→ WHAT IS ASKED:
Collect the lines of the entries where "Tous" shows up.

[Stored data entries]
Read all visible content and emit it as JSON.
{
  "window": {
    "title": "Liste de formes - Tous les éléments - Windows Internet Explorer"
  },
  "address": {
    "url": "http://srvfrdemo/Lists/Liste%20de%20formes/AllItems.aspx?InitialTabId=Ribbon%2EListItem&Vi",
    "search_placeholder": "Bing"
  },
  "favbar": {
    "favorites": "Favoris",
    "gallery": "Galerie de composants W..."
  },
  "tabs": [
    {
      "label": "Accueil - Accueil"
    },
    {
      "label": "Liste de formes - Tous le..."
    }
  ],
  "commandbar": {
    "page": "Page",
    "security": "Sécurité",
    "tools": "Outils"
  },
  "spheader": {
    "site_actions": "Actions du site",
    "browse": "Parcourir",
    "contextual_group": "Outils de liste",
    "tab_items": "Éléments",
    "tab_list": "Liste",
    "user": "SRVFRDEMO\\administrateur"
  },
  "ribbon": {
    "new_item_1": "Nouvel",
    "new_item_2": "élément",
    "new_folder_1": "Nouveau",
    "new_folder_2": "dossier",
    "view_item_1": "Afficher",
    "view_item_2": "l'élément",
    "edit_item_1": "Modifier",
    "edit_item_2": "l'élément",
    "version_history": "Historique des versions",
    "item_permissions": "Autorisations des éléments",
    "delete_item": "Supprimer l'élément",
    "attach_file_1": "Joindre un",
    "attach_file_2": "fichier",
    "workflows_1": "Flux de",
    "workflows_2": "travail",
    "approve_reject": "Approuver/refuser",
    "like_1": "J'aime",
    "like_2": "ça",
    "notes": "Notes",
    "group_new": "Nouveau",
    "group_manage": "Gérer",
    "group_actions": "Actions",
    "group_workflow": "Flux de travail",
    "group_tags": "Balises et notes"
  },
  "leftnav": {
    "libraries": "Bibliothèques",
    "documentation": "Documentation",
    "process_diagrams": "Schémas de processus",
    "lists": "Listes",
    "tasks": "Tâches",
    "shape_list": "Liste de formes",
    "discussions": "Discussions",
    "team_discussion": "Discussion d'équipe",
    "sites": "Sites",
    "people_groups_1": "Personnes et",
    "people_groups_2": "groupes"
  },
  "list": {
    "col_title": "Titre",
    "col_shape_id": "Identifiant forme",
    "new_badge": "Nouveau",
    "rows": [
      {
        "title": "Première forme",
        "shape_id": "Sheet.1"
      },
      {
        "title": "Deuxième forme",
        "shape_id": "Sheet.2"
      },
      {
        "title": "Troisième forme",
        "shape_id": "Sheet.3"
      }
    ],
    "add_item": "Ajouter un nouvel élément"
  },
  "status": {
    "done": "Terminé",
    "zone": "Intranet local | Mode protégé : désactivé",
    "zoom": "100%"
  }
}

---

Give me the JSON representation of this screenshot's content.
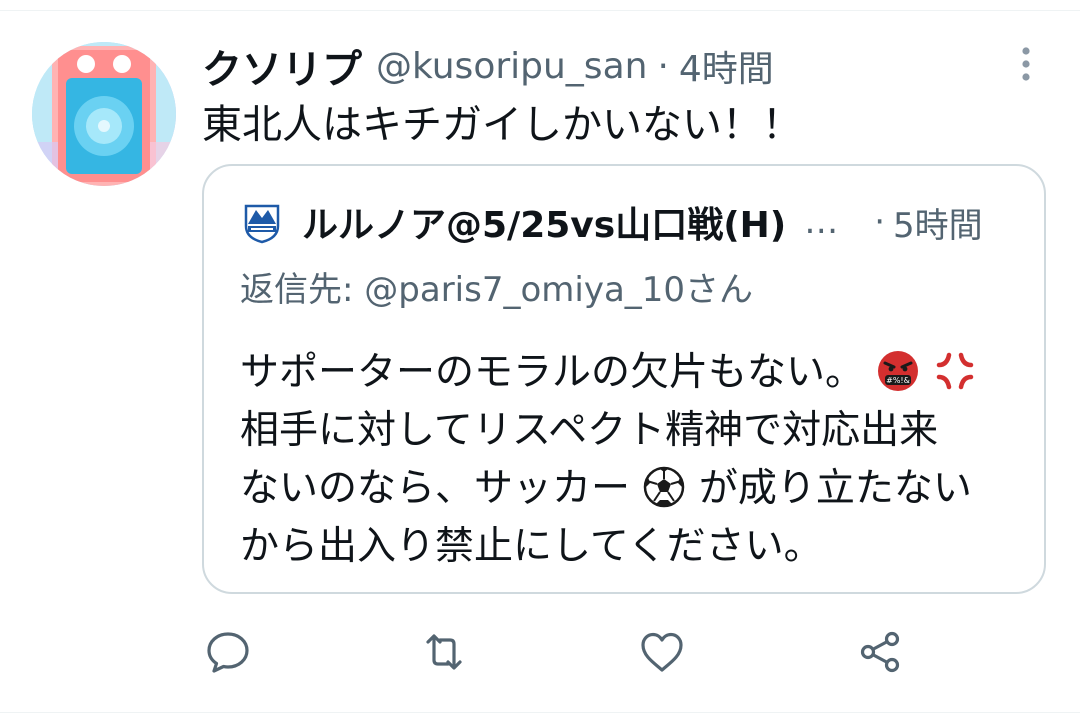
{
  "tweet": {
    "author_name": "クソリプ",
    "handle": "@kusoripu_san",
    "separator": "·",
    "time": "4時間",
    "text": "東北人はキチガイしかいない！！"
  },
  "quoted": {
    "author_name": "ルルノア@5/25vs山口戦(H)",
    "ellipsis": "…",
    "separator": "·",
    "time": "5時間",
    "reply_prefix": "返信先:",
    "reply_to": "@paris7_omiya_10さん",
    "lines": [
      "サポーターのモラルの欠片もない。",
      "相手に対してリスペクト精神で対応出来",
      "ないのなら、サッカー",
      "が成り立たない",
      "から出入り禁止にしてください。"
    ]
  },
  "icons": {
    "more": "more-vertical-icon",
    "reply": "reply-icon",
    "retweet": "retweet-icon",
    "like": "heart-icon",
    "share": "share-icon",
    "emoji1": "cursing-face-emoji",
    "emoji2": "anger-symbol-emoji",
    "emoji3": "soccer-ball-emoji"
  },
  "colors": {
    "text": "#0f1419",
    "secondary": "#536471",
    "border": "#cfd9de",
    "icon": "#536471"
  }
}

→ EXERCISE ANSWER:
    "title": "Liste de formes - Tous les éléments - Windows Internet Explorer"
      "label": "Liste de formes - Tous le..."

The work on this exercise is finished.